Data records:

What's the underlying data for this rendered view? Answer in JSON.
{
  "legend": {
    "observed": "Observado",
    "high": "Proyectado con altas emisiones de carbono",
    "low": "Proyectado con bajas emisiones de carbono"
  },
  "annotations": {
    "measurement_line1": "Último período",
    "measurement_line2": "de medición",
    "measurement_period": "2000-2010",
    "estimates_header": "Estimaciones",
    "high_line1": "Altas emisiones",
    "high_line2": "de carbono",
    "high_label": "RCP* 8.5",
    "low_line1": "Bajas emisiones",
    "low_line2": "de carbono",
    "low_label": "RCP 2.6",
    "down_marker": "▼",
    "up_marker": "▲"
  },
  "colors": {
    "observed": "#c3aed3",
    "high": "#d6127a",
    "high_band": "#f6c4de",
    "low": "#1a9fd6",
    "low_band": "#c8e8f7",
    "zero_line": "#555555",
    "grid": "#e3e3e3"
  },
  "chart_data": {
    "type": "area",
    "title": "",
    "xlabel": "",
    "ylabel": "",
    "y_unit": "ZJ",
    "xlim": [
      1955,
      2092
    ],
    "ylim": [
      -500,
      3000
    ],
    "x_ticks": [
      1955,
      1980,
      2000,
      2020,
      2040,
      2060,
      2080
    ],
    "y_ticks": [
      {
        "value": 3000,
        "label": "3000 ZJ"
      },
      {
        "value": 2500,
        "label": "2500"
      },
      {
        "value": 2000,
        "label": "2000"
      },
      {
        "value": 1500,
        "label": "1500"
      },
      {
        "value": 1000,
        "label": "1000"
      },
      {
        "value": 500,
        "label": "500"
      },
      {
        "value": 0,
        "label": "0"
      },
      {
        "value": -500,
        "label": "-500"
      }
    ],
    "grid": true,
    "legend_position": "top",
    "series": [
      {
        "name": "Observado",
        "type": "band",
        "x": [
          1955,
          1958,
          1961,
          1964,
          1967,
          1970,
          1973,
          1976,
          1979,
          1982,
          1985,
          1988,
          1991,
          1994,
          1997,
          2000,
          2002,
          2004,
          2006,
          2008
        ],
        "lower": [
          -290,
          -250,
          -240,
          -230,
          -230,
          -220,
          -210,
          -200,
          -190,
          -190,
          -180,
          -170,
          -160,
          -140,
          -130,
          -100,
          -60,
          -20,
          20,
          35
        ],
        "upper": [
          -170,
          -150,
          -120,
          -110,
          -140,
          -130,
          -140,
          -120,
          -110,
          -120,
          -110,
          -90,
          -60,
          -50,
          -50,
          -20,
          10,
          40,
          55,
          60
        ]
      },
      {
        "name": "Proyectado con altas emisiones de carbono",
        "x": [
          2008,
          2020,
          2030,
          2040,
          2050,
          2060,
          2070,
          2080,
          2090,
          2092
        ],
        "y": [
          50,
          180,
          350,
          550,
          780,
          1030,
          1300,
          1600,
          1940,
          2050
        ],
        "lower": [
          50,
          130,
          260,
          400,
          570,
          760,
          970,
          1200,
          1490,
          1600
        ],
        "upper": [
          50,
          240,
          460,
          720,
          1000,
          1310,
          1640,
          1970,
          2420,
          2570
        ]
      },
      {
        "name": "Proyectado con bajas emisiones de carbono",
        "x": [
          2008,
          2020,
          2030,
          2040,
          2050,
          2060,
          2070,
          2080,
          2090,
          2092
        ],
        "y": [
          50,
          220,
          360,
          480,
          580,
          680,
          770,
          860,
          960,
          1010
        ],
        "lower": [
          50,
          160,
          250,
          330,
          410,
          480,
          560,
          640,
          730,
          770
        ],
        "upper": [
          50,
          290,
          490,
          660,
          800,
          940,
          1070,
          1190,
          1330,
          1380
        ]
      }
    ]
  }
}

# EXERCISE REQUIREMENTS:
Go through the listing above and work out how many lines contain the string "observed". Reply with the number alone.

# IN RESPONSE:
2